*Texte support*:
********************

Alors que le monde du football a les yeux rivés sur l’été 2026, une ombre s’allonge sur les espoirs des supporters africains. La Coupe du Monde 2026, promise comme la plus inclusive de l’histoire par la FIFA et coorganisée par les États-Unis, le Canada et le Mexique, s’annonce d’ores et déjà comme un parcours du combattant financier. En cause, l’extension d’un dispositif de politique migratoire américaine, le Visa Bond Pilot Program.
Pour les ressortissants d’une cinquantaine de pays, dont des nations majeures du football africain comme le Sénégal, la Côte d’Ivoire, l’Algérie, la Tunisie et le Cap-Vert, l’obtention du précieux sésame pour franchir les frontières américaines pourrait désormais être conditionnée au versement d’une caution exorbitante.
Initié par l’administration américaine pour lutter contre les dépassements de séjour, ce programme de cautionnement impose aux demandeurs de visas de tourisme ou d’affaires (B-1/B-2) considérés comme à risque de consigner une somme pouvant atteindre 15 000 dollars (environ 9 millions de Francs CFA). Le principe est simple. L’argent est bloqué par le Trésor américain et restitué au voyageur uniquement s’il quitte le territoire dans les délais impartis.

********************

*Données fournies*:

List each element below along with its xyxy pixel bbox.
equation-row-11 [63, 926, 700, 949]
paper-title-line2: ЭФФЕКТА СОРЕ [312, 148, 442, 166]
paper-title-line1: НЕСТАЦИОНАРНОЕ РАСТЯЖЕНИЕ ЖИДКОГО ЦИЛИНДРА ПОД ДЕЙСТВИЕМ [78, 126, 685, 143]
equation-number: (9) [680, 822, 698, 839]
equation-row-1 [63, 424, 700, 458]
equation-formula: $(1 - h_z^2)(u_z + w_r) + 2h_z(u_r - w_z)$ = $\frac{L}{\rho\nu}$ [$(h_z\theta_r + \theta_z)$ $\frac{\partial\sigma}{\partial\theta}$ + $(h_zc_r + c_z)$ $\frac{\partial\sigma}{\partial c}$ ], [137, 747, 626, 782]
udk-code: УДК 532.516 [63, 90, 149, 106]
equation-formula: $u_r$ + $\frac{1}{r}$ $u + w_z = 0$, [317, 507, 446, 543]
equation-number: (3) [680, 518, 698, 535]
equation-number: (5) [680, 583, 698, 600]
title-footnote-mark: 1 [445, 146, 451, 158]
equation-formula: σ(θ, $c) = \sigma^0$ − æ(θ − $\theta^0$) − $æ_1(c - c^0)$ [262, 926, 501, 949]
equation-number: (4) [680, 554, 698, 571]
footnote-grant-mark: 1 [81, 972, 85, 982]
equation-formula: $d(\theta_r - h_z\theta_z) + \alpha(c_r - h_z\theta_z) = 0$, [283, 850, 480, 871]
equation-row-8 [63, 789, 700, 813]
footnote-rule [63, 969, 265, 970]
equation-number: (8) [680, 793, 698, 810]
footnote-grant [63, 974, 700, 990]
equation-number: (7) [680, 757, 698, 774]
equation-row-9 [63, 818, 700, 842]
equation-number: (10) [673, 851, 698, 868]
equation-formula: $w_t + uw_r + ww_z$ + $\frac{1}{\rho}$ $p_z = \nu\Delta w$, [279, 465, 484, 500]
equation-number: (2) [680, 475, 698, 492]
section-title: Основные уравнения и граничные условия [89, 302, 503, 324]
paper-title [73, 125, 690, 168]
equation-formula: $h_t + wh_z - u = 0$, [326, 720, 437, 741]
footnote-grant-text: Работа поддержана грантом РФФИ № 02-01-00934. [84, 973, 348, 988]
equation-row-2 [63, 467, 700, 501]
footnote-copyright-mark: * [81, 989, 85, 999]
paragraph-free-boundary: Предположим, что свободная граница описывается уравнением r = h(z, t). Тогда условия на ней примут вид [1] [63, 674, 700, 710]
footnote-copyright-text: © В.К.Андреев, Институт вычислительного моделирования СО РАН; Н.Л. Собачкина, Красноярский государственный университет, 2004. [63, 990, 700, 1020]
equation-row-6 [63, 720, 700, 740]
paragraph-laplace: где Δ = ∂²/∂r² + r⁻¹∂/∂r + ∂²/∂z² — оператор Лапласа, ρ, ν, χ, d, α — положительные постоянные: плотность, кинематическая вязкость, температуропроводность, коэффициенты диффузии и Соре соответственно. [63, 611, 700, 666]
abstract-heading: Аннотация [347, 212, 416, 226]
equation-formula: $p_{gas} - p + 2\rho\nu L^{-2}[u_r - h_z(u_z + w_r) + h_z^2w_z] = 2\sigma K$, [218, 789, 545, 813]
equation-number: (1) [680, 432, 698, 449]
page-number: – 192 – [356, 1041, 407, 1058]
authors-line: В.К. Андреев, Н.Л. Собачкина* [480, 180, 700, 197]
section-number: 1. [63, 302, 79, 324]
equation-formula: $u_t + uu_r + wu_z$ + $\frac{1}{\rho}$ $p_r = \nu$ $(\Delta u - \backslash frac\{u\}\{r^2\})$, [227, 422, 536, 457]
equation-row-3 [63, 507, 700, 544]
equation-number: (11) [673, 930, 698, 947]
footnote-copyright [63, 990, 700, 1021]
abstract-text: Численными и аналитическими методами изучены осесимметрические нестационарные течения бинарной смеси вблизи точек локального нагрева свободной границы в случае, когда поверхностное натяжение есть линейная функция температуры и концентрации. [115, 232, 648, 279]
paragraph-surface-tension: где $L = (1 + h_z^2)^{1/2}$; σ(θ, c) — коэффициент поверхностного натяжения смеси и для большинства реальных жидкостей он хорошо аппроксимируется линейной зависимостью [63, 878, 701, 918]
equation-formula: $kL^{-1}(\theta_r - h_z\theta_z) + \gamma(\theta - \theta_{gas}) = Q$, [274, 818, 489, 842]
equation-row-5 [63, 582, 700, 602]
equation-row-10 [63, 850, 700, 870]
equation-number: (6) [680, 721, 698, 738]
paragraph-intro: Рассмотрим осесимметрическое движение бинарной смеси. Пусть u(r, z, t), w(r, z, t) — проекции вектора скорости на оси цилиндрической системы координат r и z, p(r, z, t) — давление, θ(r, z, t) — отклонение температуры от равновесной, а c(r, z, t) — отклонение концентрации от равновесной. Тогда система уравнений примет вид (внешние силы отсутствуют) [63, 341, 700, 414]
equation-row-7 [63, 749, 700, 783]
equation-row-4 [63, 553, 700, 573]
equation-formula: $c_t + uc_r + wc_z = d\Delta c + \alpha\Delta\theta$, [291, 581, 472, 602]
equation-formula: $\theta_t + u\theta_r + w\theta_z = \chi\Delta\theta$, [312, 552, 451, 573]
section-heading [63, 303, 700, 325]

********************

*Consigne 1*: Traduisez en anglais cette phrase du texte sur la Coupe du Monde 2026 : « L’argent est bloqué par le Trésor américain et restitué au voyageur uniquement s’il quitte le territoire dans les délais impartis. »
*Consigne 2*: D’après le texte sur la Coupe du Monde 2026, quelle somme maximale les demandeurs de visas considérés comme à risque peuvent-ils devoir consigner ?

*Réponse rédigée 1*: The money is held by the U.S. Treasury and returned to the traveler only if the traveler leaves the country within the allotted time.

*Réponse rédigée 2*: Jusqu’à 15 000 dollars, soit environ 9 millions de francs CFA.